[Rows from a dataset]
===============

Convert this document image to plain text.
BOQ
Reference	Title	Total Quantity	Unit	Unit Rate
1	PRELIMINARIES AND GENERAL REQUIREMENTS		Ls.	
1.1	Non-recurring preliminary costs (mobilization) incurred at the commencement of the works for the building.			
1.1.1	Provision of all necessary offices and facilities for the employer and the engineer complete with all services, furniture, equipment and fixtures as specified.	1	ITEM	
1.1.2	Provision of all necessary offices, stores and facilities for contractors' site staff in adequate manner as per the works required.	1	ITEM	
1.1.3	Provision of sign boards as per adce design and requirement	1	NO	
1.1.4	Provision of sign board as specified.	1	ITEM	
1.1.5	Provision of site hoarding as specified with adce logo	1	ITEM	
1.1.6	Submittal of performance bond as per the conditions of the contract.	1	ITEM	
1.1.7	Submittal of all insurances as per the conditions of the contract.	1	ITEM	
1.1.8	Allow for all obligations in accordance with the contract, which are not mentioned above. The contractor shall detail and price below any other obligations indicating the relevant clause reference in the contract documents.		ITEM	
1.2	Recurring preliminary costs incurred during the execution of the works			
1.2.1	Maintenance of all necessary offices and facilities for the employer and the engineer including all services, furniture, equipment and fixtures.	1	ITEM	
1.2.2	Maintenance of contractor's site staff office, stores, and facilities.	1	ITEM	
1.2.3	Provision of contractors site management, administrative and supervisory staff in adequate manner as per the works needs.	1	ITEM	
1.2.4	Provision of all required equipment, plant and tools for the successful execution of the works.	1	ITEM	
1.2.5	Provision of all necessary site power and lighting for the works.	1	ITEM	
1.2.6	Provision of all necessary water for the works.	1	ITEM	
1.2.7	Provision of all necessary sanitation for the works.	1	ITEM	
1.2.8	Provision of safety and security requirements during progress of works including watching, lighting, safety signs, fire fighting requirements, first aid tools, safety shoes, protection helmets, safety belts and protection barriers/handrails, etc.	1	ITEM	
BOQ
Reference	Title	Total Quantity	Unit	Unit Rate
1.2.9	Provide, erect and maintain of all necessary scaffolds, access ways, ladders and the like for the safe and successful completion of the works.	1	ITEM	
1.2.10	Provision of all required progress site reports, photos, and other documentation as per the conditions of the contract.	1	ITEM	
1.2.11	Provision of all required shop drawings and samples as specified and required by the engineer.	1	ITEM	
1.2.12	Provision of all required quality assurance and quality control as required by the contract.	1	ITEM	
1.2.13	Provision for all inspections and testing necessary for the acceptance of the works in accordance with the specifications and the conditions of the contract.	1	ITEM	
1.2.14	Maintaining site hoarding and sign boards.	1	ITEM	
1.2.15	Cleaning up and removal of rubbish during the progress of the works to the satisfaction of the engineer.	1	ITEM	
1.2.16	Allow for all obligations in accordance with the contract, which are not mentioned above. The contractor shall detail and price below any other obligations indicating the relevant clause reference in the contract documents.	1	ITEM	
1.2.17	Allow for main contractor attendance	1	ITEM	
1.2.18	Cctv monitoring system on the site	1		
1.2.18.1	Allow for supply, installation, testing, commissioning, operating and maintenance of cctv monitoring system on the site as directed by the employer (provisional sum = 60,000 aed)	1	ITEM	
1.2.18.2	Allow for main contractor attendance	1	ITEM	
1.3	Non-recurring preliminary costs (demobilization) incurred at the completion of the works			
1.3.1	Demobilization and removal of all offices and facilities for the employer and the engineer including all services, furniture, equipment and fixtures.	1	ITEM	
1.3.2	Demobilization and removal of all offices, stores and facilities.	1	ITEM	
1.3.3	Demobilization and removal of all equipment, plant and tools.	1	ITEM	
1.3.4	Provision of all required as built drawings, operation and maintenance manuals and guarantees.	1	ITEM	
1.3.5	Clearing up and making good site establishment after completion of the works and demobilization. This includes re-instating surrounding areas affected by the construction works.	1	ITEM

===============

GIVEN REQUEST
Which lines of the material contain the string "incurred"? List each of them.

EXERCISE RESULT
1.1	Non-recurring preliminary costs (mobilization) incurred at the commencement of the works for the building.			
1.2	Recurring preliminary costs incurred during the execution of the works			
1.3	Non-recurring preliminary costs (demobilization) incurred at the completion of the works			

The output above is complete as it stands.